▸ REQUIREMENT
Your task is to repeat all of the material exactly.

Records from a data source
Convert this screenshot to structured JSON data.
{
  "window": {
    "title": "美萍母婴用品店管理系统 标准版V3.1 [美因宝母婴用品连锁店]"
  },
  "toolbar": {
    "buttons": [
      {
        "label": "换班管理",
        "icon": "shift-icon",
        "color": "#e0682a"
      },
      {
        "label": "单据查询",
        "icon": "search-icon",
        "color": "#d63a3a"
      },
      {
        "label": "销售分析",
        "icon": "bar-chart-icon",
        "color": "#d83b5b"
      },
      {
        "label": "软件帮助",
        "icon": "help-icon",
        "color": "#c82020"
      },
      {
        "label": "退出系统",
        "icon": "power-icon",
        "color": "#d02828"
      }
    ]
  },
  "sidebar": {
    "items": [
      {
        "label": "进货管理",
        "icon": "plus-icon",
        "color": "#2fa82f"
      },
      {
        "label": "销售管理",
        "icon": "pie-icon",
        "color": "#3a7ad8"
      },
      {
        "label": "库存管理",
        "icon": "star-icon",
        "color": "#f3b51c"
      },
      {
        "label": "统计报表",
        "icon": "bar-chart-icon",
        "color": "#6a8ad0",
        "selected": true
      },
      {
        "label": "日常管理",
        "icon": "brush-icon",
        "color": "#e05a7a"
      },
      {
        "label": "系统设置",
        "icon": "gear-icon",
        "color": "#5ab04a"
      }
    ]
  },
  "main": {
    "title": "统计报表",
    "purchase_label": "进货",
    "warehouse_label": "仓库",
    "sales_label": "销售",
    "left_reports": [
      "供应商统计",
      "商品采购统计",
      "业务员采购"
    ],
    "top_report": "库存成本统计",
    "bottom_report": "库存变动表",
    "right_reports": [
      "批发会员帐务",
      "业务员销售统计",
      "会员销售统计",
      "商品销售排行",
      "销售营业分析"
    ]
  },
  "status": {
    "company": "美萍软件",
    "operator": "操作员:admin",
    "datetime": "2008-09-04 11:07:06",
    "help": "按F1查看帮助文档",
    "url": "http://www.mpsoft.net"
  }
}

▸ THE COMPLETED TASK
Convert this screenshot to structured JSON data.
{
  "window": {
    "title": "美萍母婴用品店管理系统 标准版V3.1 [美因宝母婴用品连锁店]"
  },
  "toolbar": {
    "buttons": [
      {
        "label": "换班管理",
        "icon": "shift-icon",
        "color": "#e0682a"
      },
      {
        "label": "单据查询",
        "icon": "search-icon",
        "color": "#d63a3a"
      },
      {
        "label": "销售分析",
        "icon": "bar-chart-icon",
        "color": "#d83b5b"
      },
      {
        "label": "软件帮助",
        "icon": "help-icon",
        "color": "#c82020"
      },
      {
        "label": "退出系统",
        "icon": "power-icon",
        "color": "#d02828"
      }
    ]
  },
  "sidebar": {
    "items": [
      {
        "label": "进货管理",
        "icon": "plus-icon",
        "color": "#2fa82f"
      },
      {
        "label": "销售管理",
        "icon": "pie-icon",
        "color": "#3a7ad8"
      },
      {
        "label": "库存管理",
        "icon": "star-icon",
        "color": "#f3b51c"
      },
      {
        "label": "统计报表",
        "icon": "bar-chart-icon",
        "color": "#6a8ad0",
        "selected": true
      },
      {
        "label": "日常管理",
        "icon": "brush-icon",
        "color": "#e05a7a"
      },
      {
        "label": "系统设置",
        "icon": "gear-icon",
        "color": "#5ab04a"
      }
    ]
  },
  "main": {
    "title": "统计报表",
    "purchase_label": "进货",
    "warehouse_label": "仓库",
    "sales_label": "销售",
    "left_reports": [
      "供应商统计",
      "商品采购统计",
      "业务员采购"
    ],
    "top_report": "库存成本统计",
    "bottom_report": "库存变动表",
    "right_reports": [
      "批发会员帐务",
      "业务员销售统计",
      "会员销售统计",
      "商品销售排行",
      "销售营业分析"
    ]
  },
  "status": {
    "company": "美萍软件",
    "operator": "操作员:admin",
    "datetime": "2008-09-04 11:07:06",
    "help": "按F1查看帮助文档",
    "url": "http://www.mpsoft.net"
  }
}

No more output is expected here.